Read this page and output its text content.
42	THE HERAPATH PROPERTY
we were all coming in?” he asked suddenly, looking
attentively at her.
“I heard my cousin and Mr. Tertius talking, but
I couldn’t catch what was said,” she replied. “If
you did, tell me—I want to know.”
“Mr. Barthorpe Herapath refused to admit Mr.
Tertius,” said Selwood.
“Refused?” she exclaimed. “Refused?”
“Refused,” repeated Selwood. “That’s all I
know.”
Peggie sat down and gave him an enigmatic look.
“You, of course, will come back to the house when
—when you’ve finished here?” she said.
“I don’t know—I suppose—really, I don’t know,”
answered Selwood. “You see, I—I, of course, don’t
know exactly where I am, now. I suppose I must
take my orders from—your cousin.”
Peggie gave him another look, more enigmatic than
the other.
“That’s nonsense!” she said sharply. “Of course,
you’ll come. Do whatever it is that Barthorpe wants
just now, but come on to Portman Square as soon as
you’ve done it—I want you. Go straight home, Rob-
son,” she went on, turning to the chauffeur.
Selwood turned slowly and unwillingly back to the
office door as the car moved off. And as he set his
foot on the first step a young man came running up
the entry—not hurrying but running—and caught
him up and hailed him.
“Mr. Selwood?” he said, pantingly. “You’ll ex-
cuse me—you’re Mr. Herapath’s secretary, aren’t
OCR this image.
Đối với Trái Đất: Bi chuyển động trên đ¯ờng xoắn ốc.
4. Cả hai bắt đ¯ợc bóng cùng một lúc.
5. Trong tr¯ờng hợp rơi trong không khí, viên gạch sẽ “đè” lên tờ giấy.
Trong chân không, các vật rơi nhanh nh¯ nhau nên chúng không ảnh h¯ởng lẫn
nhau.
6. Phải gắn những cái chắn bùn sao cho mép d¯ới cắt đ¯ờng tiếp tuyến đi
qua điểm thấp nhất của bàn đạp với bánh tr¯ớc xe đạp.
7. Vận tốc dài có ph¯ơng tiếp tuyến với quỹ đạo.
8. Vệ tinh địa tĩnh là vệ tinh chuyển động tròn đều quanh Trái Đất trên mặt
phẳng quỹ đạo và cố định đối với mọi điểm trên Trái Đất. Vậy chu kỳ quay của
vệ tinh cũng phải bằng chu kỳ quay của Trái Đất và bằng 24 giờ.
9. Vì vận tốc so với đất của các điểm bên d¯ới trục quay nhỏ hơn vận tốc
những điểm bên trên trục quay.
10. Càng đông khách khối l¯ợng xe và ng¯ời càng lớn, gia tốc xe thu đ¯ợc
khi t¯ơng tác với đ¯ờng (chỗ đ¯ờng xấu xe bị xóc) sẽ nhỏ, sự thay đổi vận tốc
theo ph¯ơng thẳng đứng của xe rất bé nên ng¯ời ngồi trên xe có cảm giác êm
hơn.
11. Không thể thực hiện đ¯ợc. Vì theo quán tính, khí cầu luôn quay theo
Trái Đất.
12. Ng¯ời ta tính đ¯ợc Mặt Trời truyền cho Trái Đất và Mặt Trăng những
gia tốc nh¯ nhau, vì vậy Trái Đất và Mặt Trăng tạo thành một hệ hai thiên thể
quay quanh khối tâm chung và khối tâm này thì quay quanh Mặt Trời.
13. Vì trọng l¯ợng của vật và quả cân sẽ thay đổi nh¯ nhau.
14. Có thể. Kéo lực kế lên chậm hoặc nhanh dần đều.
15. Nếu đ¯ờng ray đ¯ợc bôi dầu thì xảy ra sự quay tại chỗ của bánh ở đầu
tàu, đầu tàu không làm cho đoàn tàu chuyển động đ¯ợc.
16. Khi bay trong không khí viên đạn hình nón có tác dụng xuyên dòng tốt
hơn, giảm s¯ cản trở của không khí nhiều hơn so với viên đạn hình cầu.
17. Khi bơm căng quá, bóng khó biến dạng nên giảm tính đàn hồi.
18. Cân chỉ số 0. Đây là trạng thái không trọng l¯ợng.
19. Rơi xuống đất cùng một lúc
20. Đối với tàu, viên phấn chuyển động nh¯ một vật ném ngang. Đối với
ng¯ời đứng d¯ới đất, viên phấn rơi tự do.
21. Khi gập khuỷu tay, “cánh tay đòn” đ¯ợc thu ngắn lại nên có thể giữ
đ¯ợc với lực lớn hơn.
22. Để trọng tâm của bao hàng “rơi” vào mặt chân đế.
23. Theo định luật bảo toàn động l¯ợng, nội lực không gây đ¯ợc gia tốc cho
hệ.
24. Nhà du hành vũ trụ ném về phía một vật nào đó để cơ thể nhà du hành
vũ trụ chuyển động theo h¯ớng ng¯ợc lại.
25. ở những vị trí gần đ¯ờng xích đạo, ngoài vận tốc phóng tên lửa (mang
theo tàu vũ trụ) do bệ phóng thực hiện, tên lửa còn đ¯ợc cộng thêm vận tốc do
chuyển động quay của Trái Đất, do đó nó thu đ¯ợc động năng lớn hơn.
----------------------------------------
Extract all of the data shown above and repeat it verbatim.

Read this page and output its text content.
42	THE HERAPATH PROPERTY
we were all coming in?” he asked suddenly, looking
attentively at her.
“I heard my cousin and Mr. Tertius talking, but
I couldn’t catch what was said,” she replied. “If
you did, tell me—I want to know.”
“Mr. Barthorpe Herapath refused to admit Mr.
Tertius,” said Selwood.
“Refused?” she exclaimed. “Refused?”
“Refused,” repeated Selwood. “That’s all I
know.”
Peggie sat down and gave him an enigmatic look.
“You, of course, will come back to the house when
—when you’ve finished here?” she said.
“I don’t know—I suppose—really, I don’t know,”
answered Selwood. “You see, I—I, of course, don’t
know exactly where I am, now. I suppose I must
take my orders from—your cousin.”
Peggie gave him another look, more enigmatic than
the other.
“That’s nonsense!” she said sharply. “Of course,
you’ll come. Do whatever it is that Barthorpe wants
just now, but come on to Portman Square as soon as
you’ve done it—I want you. Go straight home, Rob-
son,” she went on, turning to the chauffeur.
Selwood turned slowly and unwillingly back to the
office door as the car moved off. And as he set his
foot on the first step a young man came running up
the entry—not hurrying but running—and caught
him up and hailed him.
“Mr. Selwood?” he said, pantingly. “You’ll ex-
cuse me—you’re Mr. Herapath’s secretary, aren’t
OCR this image.
Đối với Trái Đất: Bi chuyển động trên đ¯ờng xoắn ốc.
4. Cả hai bắt đ¯ợc bóng cùng một lúc.
5. Trong tr¯ờng hợp rơi trong không khí, viên gạch sẽ “đè” lên tờ giấy.
Trong chân không, các vật rơi nhanh nh¯ nhau nên chúng không ảnh h¯ởng lẫn
nhau.
6. Phải gắn những cái chắn bùn sao cho mép d¯ới cắt đ¯ờng tiếp tuyến đi
qua điểm thấp nhất của bàn đạp với bánh tr¯ớc xe đạp.
7. Vận tốc dài có ph¯ơng tiếp tuyến với quỹ đạo.
8. Vệ tinh địa tĩnh là vệ tinh chuyển động tròn đều quanh Trái Đất trên mặt
phẳng quỹ đạo và cố định đối với mọi điểm trên Trái Đất. Vậy chu kỳ quay của
vệ tinh cũng phải bằng chu kỳ quay của Trái Đất và bằng 24 giờ.
9. Vì vận tốc so với đất của các điểm bên d¯ới trục quay nhỏ hơn vận tốc
những điểm bên trên trục quay.
10. Càng đông khách khối l¯ợng xe và ng¯ời càng lớn, gia tốc xe thu đ¯ợc
khi t¯ơng tác với đ¯ờng (chỗ đ¯ờng xấu xe bị xóc) sẽ nhỏ, sự thay đổi vận tốc
theo ph¯ơng thẳng đứng của xe rất bé nên ng¯ời ngồi trên xe có cảm giác êm
hơn.
11. Không thể thực hiện đ¯ợc. Vì theo quán tính, khí cầu luôn quay theo
Trái Đất.
12. Ng¯ời ta tính đ¯ợc Mặt Trời truyền cho Trái Đất và Mặt Trăng những
gia tốc nh¯ nhau, vì vậy Trái Đất và Mặt Trăng tạo thành một hệ hai thiên thể
quay quanh khối tâm chung và khối tâm này thì quay quanh Mặt Trời.
13. Vì trọng l¯ợng của vật và quả cân sẽ thay đổi nh¯ nhau.
14. Có thể. Kéo lực kế lên chậm hoặc nhanh dần đều.
15. Nếu đ¯ờng ray đ¯ợc bôi dầu thì xảy ra sự quay tại chỗ của bánh ở đầu
tàu, đầu tàu không làm cho đoàn tàu chuyển động đ¯ợc.
16. Khi bay trong không khí viên đạn hình nón có tác dụng xuyên dòng tốt
hơn, giảm s¯ cản trở của không khí nhiều hơn so với viên đạn hình cầu.
17. Khi bơm căng quá, bóng khó biến dạng nên giảm tính đàn hồi.
18. Cân chỉ số 0. Đây là trạng thái không trọng l¯ợng.
19. Rơi xuống đất cùng một lúc
20. Đối với tàu, viên phấn chuyển động nh¯ một vật ném ngang. Đối với
ng¯ời đứng d¯ới đất, viên phấn rơi tự do.
21. Khi gập khuỷu tay, “cánh tay đòn” đ¯ợc thu ngắn lại nên có thể giữ
đ¯ợc với lực lớn hơn.
22. Để trọng tâm của bao hàng “rơi” vào mặt chân đế.
23. Theo định luật bảo toàn động l¯ợng, nội lực không gây đ¯ợc gia tốc cho
hệ.
24. Nhà du hành vũ trụ ném về phía một vật nào đó để cơ thể nhà du hành
vũ trụ chuyển động theo h¯ớng ng¯ợc lại.
25. ở những vị trí gần đ¯ờng xích đạo, ngoài vận tốc phóng tên lửa (mang
theo tàu vũ trụ) do bệ phóng thực hiện, tên lửa còn đ¯ợc cộng thêm vận tốc do
chuyển động quay của Trái Đất, do đó nó thu đ¯ợc động năng lớn hơn.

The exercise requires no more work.